YOUR INSTRUCTIONS:
Copy out lines with the word "Median" from the material that follows.

GIVEN RECORDS:
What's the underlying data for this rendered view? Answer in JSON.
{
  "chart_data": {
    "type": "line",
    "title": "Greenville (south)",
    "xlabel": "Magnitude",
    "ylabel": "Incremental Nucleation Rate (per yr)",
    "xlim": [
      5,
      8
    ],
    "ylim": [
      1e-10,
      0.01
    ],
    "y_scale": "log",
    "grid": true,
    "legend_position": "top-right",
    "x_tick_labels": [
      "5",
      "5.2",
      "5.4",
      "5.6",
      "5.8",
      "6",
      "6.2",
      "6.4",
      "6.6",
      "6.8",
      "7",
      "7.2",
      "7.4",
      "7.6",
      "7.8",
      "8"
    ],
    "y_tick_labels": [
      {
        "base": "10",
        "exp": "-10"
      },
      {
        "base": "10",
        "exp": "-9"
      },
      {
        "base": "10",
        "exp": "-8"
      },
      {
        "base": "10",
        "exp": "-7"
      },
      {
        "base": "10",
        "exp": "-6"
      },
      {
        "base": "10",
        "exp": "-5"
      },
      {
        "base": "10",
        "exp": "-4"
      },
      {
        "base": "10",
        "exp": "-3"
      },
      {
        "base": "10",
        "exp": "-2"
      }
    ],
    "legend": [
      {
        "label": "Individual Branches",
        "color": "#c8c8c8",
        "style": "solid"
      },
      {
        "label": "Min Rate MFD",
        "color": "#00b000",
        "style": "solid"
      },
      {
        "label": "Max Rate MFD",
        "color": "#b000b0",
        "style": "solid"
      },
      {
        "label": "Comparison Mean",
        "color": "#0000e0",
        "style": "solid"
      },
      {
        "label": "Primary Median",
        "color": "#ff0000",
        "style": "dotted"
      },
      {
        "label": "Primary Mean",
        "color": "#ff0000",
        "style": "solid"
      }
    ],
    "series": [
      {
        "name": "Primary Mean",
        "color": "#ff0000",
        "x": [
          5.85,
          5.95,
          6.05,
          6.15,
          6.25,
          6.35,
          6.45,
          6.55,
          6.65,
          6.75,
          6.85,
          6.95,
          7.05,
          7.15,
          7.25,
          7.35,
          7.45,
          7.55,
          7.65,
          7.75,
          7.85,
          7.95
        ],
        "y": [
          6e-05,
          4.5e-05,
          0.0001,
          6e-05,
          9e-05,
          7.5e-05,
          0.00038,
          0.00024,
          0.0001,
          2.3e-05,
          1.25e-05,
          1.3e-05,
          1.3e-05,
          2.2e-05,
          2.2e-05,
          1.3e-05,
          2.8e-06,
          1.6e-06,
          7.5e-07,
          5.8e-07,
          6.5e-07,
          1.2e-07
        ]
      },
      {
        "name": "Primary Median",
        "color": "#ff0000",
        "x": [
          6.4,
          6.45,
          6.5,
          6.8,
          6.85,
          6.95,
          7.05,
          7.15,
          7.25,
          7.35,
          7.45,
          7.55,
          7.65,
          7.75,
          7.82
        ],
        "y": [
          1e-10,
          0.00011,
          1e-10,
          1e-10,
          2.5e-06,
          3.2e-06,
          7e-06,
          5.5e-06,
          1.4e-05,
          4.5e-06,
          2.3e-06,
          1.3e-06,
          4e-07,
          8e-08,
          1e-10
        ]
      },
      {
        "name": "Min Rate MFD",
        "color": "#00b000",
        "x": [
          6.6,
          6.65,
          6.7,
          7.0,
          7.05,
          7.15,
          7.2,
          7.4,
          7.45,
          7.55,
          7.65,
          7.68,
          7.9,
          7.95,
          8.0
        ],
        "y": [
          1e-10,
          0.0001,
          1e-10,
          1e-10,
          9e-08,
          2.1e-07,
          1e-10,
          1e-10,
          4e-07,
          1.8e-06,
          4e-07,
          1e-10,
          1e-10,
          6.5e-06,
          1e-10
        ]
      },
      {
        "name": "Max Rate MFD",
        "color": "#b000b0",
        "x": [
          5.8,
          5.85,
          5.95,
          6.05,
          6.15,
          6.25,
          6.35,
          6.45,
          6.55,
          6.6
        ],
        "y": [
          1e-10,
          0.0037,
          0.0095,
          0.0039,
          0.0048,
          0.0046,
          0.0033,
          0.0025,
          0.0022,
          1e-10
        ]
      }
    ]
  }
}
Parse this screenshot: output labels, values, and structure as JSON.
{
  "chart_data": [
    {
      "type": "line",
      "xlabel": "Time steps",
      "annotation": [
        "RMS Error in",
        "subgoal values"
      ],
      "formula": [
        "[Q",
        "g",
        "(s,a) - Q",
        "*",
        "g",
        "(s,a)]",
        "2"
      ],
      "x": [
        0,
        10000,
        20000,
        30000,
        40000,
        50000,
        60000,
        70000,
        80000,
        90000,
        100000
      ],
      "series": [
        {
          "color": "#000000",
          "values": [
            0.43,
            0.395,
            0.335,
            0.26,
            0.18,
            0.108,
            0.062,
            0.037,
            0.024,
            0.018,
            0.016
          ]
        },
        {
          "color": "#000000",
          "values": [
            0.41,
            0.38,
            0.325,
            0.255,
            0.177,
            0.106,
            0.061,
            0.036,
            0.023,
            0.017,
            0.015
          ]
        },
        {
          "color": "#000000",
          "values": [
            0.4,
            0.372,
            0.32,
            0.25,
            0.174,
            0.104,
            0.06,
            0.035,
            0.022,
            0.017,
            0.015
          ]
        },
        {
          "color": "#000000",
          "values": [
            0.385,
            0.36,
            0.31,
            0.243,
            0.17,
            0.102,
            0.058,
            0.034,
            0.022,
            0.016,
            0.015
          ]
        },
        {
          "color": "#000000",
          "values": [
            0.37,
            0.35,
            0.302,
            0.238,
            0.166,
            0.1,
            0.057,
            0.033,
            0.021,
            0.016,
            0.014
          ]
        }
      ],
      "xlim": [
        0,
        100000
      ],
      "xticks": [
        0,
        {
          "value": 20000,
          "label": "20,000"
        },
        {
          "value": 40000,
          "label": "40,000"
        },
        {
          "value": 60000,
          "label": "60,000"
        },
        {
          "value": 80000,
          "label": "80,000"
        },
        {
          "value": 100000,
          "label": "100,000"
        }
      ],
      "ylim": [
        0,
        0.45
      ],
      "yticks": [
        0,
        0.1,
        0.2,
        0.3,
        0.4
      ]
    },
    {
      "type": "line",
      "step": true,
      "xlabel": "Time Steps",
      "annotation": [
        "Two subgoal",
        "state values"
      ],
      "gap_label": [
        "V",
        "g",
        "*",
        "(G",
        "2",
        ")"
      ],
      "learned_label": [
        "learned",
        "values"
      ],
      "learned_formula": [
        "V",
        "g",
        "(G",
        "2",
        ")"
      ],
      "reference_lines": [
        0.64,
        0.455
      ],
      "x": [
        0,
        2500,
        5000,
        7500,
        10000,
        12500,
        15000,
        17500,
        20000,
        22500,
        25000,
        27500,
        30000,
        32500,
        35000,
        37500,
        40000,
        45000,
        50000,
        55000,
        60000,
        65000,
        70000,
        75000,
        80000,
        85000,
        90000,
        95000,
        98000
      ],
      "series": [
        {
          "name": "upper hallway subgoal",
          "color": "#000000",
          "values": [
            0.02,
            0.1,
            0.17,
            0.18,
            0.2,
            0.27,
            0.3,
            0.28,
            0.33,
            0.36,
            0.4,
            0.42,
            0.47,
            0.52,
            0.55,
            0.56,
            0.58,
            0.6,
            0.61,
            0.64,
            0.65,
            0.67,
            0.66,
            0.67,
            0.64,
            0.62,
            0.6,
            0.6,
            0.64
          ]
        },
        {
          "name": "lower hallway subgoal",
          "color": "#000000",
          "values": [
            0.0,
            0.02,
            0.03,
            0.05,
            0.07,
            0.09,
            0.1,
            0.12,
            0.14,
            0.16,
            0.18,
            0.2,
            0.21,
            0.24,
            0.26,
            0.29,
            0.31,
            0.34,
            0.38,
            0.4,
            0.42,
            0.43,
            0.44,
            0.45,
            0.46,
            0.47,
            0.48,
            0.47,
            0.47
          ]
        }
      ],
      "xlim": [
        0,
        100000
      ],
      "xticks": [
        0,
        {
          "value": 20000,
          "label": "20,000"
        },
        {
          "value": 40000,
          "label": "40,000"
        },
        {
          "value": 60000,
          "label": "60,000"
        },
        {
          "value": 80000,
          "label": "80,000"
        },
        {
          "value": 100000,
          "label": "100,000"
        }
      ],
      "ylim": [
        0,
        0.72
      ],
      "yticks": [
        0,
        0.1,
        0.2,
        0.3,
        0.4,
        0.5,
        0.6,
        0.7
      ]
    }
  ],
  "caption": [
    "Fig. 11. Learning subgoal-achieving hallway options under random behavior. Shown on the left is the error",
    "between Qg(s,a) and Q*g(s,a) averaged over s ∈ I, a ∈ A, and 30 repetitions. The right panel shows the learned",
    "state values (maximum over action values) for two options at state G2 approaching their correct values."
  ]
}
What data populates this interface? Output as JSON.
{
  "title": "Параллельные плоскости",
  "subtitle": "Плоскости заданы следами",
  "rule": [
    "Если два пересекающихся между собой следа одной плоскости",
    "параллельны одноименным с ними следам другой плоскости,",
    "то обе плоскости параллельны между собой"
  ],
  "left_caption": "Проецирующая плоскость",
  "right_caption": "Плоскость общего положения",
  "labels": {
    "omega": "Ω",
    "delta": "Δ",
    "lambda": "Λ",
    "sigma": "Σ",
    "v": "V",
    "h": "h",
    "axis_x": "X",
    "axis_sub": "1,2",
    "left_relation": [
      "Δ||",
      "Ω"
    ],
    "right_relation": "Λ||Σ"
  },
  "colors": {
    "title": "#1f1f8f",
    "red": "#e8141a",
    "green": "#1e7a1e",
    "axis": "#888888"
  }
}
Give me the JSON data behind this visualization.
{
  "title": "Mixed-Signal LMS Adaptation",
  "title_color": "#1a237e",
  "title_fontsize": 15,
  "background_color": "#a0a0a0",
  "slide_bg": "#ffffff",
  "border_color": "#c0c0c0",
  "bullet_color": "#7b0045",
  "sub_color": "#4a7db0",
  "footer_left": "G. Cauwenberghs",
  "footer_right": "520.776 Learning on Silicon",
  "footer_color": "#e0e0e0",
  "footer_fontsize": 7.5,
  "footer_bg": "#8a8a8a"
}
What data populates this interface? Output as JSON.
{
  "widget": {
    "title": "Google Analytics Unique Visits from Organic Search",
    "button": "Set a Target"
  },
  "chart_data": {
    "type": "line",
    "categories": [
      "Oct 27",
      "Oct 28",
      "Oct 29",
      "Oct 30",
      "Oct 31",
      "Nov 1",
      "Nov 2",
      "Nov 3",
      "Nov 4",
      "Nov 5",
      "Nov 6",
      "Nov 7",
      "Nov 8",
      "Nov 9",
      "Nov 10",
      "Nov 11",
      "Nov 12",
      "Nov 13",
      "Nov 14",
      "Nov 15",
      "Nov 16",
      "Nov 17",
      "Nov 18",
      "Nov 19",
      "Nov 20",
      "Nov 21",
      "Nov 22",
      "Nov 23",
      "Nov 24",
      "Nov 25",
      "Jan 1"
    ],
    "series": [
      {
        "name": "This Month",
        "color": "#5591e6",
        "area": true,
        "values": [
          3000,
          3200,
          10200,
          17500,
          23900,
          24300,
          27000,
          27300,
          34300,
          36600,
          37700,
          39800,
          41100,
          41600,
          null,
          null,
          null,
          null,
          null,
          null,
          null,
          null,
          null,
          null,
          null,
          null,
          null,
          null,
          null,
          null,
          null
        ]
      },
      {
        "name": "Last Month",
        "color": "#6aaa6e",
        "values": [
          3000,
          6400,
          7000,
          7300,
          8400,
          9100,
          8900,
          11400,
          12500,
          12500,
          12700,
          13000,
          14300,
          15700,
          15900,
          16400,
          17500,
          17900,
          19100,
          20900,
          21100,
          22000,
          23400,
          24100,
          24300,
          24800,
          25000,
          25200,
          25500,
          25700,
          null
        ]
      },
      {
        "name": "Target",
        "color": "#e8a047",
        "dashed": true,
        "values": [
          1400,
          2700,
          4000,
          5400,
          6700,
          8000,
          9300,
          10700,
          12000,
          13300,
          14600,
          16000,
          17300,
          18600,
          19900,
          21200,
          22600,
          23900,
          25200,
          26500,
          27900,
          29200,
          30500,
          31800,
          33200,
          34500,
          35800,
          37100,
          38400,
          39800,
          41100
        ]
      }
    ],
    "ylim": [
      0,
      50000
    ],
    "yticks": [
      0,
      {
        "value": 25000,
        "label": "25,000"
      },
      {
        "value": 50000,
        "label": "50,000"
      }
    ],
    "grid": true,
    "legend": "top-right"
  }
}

TASK RESULT:
        "label": "Primary Median",
        "name": "Primary Median",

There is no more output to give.